(Short exercise):
Restate all of the data exactly.

Data excerpts

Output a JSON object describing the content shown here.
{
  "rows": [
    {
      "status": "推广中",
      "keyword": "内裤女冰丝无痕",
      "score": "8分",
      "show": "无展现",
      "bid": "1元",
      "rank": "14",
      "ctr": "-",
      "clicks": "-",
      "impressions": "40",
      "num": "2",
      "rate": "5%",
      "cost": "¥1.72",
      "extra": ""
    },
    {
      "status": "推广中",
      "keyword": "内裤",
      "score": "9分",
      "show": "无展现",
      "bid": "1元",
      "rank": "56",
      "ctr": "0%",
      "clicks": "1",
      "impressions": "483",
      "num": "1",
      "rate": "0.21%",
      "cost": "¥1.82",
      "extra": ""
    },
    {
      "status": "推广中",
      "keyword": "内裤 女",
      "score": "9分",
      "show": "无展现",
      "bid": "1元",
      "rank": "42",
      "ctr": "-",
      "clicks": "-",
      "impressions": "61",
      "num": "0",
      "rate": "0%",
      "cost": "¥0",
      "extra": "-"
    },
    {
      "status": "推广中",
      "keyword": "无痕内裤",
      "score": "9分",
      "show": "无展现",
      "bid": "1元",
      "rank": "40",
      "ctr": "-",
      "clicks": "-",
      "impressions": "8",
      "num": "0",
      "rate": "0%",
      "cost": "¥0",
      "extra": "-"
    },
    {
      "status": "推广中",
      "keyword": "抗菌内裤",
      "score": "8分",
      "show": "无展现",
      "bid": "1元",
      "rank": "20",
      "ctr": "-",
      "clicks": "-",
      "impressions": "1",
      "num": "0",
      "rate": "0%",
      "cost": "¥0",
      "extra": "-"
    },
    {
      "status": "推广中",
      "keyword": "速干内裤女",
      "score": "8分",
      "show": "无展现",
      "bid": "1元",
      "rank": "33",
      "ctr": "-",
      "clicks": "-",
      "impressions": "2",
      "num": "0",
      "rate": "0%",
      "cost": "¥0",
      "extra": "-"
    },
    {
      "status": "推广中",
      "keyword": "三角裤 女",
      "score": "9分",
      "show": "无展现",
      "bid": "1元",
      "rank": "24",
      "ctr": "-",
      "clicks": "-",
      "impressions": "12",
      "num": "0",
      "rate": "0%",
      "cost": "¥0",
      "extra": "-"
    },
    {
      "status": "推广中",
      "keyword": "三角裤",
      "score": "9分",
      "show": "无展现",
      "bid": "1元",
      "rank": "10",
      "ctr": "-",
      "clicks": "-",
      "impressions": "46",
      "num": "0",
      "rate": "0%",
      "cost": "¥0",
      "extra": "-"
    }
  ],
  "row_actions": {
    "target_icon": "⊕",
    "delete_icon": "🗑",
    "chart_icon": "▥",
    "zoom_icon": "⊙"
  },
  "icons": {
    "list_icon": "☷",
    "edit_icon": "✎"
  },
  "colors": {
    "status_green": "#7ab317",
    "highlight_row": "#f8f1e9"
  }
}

(Solution):
Output a JSON object describing the content shown here.
{
  "rows": [
    {
      "status": "推广中",
      "keyword": "内裤女冰丝无痕",
      "score": "8分",
      "show": "无展现",
      "bid": "1元",
      "rank": "14",
      "ctr": "-",
      "clicks": "-",
      "impressions": "40",
      "num": "2",
      "rate": "5%",
      "cost": "¥1.72",
      "extra": ""
    },
    {
      "status": "推广中",
      "keyword": "内裤",
      "score": "9分",
      "show": "无展现",
      "bid": "1元",
      "rank": "56",
      "ctr": "0%",
      "clicks": "1",
      "impressions": "483",
      "num": "1",
      "rate": "0.21%",
      "cost": "¥1.82",
      "extra": ""
    },
    {
      "status": "推广中",
      "keyword": "内裤 女",
      "score": "9分",
      "show": "无展现",
      "bid": "1元",
      "rank": "42",
      "ctr": "-",
      "clicks": "-",
      "impressions": "61",
      "num": "0",
      "rate": "0%",
      "cost": "¥0",
      "extra": "-"
    },
    {
      "status": "推广中",
      "keyword": "无痕内裤",
      "score": "9分",
      "show": "无展现",
      "bid": "1元",
      "rank": "40",
      "ctr": "-",
      "clicks": "-",
      "impressions": "8",
      "num": "0",
      "rate": "0%",
      "cost": "¥0",
      "extra": "-"
    },
    {
      "status": "推广中",
      "keyword": "抗菌内裤",
      "score": "8分",
      "show": "无展现",
      "bid": "1元",
      "rank": "20",
      "ctr": "-",
      "clicks": "-",
      "impressions": "1",
      "num": "0",
      "rate": "0%",
      "cost": "¥0",
      "extra": "-"
    },
    {
      "status": "推广中",
      "keyword": "速干内裤女",
      "score": "8分",
      "show": "无展现",
      "bid": "1元",
      "rank": "33",
      "ctr": "-",
      "clicks": "-",
      "impressions": "2",
      "num": "0",
      "rate": "0%",
      "cost": "¥0",
      "extra": "-"
    },
    {
      "status": "推广中",
      "keyword": "三角裤 女",
      "score": "9分",
      "show": "无展现",
      "bid": "1元",
      "rank": "24",
      "ctr": "-",
      "clicks": "-",
      "impressions": "12",
      "num": "0",
      "rate": "0%",
      "cost": "¥0",
      "extra": "-"
    },
    {
      "status": "推广中",
      "keyword": "三角裤",
      "score": "9分",
      "show": "无展现",
      "bid": "1元",
      "rank": "10",
      "ctr": "-",
      "clicks": "-",
      "impressions": "46",
      "num": "0",
      "rate": "0%",
      "cost": "¥0",
      "extra": "-"
    }
  ],
  "row_actions": {
    "target_icon": "⊕",
    "delete_icon": "🗑",
    "chart_icon": "▥",
    "zoom_icon": "⊙"
  },
  "icons": {
    "list_icon": "☷",
    "edit_icon": "✎"
  },
  "colors": {
    "status_green": "#7ab317",
    "highlight_row": "#f8f1e9"
  }
}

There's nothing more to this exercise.